▸ **DATA FOR THE TASK**
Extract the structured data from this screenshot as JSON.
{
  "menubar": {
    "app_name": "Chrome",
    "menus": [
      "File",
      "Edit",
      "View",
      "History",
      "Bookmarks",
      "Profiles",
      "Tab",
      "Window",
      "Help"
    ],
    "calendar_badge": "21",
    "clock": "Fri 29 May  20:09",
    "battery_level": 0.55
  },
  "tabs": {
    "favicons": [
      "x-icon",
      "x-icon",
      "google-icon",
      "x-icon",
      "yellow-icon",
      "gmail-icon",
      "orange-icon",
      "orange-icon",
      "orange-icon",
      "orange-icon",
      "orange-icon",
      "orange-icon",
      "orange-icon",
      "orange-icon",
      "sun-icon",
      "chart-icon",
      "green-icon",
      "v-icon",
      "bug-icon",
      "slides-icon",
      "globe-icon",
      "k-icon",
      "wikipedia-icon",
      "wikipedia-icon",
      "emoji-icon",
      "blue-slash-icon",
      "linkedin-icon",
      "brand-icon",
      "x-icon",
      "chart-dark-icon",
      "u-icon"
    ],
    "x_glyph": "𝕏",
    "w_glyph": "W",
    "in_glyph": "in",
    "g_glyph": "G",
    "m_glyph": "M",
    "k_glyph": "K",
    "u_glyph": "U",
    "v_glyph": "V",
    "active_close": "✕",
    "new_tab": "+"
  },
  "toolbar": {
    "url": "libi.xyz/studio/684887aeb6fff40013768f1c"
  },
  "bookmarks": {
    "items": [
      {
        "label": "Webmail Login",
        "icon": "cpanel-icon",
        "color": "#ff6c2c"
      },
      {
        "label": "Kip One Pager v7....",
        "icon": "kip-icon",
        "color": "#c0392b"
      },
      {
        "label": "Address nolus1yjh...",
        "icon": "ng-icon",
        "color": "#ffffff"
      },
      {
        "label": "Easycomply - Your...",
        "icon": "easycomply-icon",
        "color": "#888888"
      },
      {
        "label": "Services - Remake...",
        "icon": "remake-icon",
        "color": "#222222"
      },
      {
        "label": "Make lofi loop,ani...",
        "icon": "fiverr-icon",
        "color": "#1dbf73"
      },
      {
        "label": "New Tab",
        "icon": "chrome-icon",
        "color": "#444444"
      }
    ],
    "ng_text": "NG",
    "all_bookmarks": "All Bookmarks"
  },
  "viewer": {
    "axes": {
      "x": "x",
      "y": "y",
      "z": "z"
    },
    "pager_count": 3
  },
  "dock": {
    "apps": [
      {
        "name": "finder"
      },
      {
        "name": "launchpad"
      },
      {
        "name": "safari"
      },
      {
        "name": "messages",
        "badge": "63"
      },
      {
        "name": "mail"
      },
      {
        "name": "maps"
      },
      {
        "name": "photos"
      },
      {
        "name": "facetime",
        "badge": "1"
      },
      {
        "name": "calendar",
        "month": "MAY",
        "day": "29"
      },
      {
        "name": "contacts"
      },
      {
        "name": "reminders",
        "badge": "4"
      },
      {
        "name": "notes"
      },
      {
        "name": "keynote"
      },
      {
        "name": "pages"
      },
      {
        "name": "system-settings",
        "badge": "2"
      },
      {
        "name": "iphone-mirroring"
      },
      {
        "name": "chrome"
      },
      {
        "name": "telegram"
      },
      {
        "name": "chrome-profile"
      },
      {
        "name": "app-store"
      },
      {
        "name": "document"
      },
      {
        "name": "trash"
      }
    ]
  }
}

▸ **EXERCISE DIRECTIONS**
Extract every line above that contains the word "label".

▸ **RESPONSE**
        "label": "Webmail Login",
        "label": "Kip One Pager v7....",
        "label": "Address nolus1yjh...",
        "label": "Easycomply - Your...",
        "label": "Services - Remake...",
        "label": "Make lofi loop,ani...",
        "label": "New Tab",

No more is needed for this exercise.